→ **Exercise aim**
Below are the records; reproduce all of them exactly but without any images.

* begin Dataset records *

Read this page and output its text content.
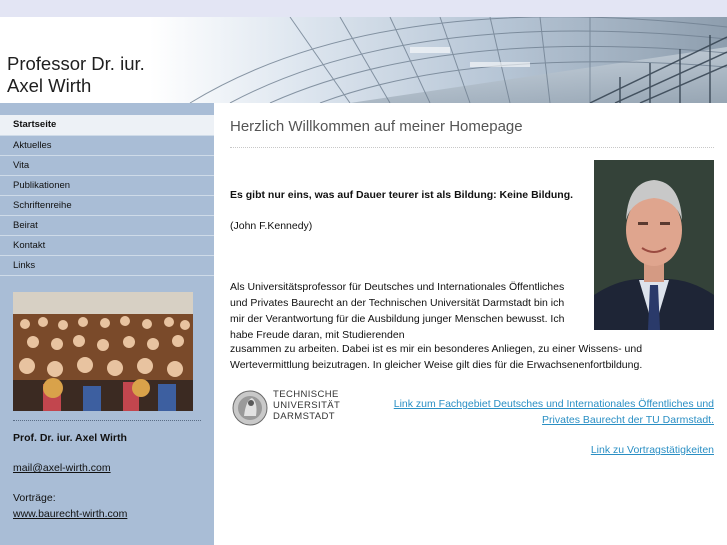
Professor Dr. iur.
Axel Wirth
Startseite
Aktuelles
Vita
Publikationen
Schriftenreihe
Beirat
Kontakt
Links
Prof. Dr. iur. Axel Wirth
mail@axel-wirth.com
Vorträge:
www.baurecht-wirth.com
Herzlich Willkommen auf meiner Homepage
Es gibt nur eins, was auf Dauer teurer ist als Bildung: Keine Bildung.
(John F.Kennedy)
Als Universitätsprofessor für Deutsches und Internationales Öffentliches und Privates Baurecht an der Technischen Universität Darmstadt bin ich mir der Verantwortung für die Ausbildung junger Menschen bewusst. Ich habe Freude daran, mit Studierenden
zusammen zu arbeiten. Dabei ist es mir ein besonderes Anliegen, zu einer Wissens- und Wertevermittlung beizutragen. In gleicher Weise gilt dies für die Erwachsenenfortbildung.
TECHNISCHE
UNIVERSITÄT
DARMSTADT
Link zum Fachgebiet Deutsches und Internationales Öffentliches und Privates Baurecht der TU Darmstadt.
Link zu Vortragstätigkeiten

* end Dataset records *

→ **Response to this task**
Read this page and output its text content.
Professor Dr. iur.
Axel Wirth
Startseite
Aktuelles
Vita
Publikationen
Schriftenreihe
Beirat
Kontakt
Links
Prof. Dr. iur. Axel Wirth
mail@axel-wirth.com
Vorträge:
www.baurecht-wirth.com
Herzlich Willkommen auf meiner Homepage
Es gibt nur eins, was auf Dauer teurer ist als Bildung: Keine Bildung.
(John F.Kennedy)
Als Universitätsprofessor für Deutsches und Internationales Öffentliches und Privates Baurecht an der Technischen Universität Darmstadt bin ich mir der Verantwortung für die Ausbildung junger Menschen bewusst. Ich habe Freude daran, mit Studierenden
zusammen zu arbeiten. Dabei ist es mir ein besonderes Anliegen, zu einer Wissens- und Wertevermittlung beizutragen. In gleicher Weise gilt dies für die Erwachsenenfortbildung.
TECHNISCHE
UNIVERSITÄT
DARMSTADT
Link zum Fachgebiet Deutsches und Internationales Öffentliches und Privates Baurecht der TU Darmstadt.
Link zu Vortragstätigkeiten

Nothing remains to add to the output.